Extract the data exactly, missing nothing.
-- START Records for this exercise --
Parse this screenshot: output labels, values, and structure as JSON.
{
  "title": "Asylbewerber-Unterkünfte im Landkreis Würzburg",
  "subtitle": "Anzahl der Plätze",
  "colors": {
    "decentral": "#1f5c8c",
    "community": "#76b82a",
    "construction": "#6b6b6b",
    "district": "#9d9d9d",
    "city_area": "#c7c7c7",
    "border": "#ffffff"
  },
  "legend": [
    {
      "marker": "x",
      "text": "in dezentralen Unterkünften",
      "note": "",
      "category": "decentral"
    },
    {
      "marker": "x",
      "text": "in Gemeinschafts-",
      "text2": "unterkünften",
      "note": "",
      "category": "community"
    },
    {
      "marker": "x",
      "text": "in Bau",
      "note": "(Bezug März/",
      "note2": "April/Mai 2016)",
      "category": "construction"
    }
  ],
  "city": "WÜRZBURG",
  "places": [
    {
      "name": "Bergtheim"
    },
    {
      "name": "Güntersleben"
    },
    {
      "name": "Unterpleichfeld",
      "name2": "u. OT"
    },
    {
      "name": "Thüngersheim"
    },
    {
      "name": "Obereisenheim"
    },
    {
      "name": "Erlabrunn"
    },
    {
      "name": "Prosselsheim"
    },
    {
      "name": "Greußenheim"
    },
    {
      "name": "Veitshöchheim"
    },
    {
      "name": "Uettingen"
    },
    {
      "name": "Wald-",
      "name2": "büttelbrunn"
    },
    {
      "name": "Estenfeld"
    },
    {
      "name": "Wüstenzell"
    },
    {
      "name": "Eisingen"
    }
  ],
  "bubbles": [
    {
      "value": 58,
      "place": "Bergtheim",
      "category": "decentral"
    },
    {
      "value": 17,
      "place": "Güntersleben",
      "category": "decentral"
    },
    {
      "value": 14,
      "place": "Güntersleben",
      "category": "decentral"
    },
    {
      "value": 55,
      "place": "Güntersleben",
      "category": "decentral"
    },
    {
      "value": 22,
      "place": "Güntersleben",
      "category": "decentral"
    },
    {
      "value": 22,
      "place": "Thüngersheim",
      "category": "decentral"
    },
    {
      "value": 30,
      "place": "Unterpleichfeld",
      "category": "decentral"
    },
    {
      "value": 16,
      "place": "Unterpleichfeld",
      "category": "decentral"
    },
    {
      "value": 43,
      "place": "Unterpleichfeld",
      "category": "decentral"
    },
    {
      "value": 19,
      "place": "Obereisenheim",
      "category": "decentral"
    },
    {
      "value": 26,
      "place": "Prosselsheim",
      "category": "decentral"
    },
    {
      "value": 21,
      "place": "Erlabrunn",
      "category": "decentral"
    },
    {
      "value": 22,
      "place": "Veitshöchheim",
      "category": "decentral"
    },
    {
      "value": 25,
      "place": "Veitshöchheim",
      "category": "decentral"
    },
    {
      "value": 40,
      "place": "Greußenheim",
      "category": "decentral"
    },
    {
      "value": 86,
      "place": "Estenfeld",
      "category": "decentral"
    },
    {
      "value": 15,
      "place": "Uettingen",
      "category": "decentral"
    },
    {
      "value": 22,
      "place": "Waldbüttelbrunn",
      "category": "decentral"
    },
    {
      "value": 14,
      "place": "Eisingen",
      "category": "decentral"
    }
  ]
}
-- END Records for this exercise --
Final result
Parse this screenshot: output labels, values, and structure as JSON.
{
  "title": "Asylbewerber-Unterkünfte im Landkreis Würzburg",
  "subtitle": "Anzahl der Plätze",
  "colors": {
    "decentral": "#1f5c8c",
    "community": "#76b82a",
    "construction": "#6b6b6b",
    "district": "#9d9d9d",
    "city_area": "#c7c7c7",
    "border": "#ffffff"
  },
  "legend": [
    {
      "marker": "x",
      "text": "in dezentralen Unterkünften",
      "note": "",
      "category": "decentral"
    },
    {
      "marker": "x",
      "text": "in Gemeinschafts-",
      "text2": "unterkünften",
      "note": "",
      "category": "community"
    },
    {
      "marker": "x",
      "text": "in Bau",
      "note": "(Bezug März/",
      "note2": "April/Mai 2016)",
      "category": "construction"
    }
  ],
  "city": "WÜRZBURG",
  "places": [
    {
      "name": "Bergtheim"
    },
    {
      "name": "Güntersleben"
    },
    {
      "name": "Unterpleichfeld",
      "name2": "u. OT"
    },
    {
      "name": "Thüngersheim"
    },
    {
      "name": "Obereisenheim"
    },
    {
      "name": "Erlabrunn"
    },
    {
      "name": "Prosselsheim"
    },
    {
      "name": "Greußenheim"
    },
    {
      "name": "Veitshöchheim"
    },
    {
      "name": "Uettingen"
    },
    {
      "name": "Wald-",
      "name2": "büttelbrunn"
    },
    {
      "name": "Estenfeld"
    },
    {
      "name": "Wüstenzell"
    },
    {
      "name": "Eisingen"
    }
  ],
  "bubbles": [
    {
      "value": 58,
      "place": "Bergtheim",
      "category": "decentral"
    },
    {
      "value": 17,
      "place": "Güntersleben",
      "category": "decentral"
    },
    {
      "value": 14,
      "place": "Güntersleben",
      "category": "decentral"
    },
    {
      "value": 55,
      "place": "Güntersleben",
      "category": "decentral"
    },
    {
      "value": 22,
      "place": "Güntersleben",
      "category": "decentral"
    },
    {
      "value": 22,
      "place": "Thüngersheim",
      "category": "decentral"
    },
    {
      "value": 30,
      "place": "Unterpleichfeld",
      "category": "decentral"
    },
    {
      "value": 16,
      "place": "Unterpleichfeld",
      "category": "decentral"
    },
    {
      "value": 43,
      "place": "Unterpleichfeld",
      "category": "decentral"
    },
    {
      "value": 19,
      "place": "Obereisenheim",
      "category": "decentral"
    },
    {
      "value": 26,
      "place": "Prosselsheim",
      "category": "decentral"
    },
    {
      "value": 21,
      "place": "Erlabrunn",
      "category": "decentral"
    },
    {
      "value": 22,
      "place": "Veitshöchheim",
      "category": "decentral"
    },
    {
      "value": 25,
      "place": "Veitshöchheim",
      "category": "decentral"
    },
    {
      "value": 40,
      "place": "Greußenheim",
      "category": "decentral"
    },
    {
      "value": 86,
      "place": "Estenfeld",
      "category": "decentral"
    },
    {
      "value": 15,
      "place": "Uettingen",
      "category": "decentral"
    },
    {
      "value": 22,
      "place": "Waldbüttelbrunn",
      "category": "decentral"
    },
    {
      "value": 14,
      "place": "Eisingen",
      "category": "decentral"
    }
  ]
}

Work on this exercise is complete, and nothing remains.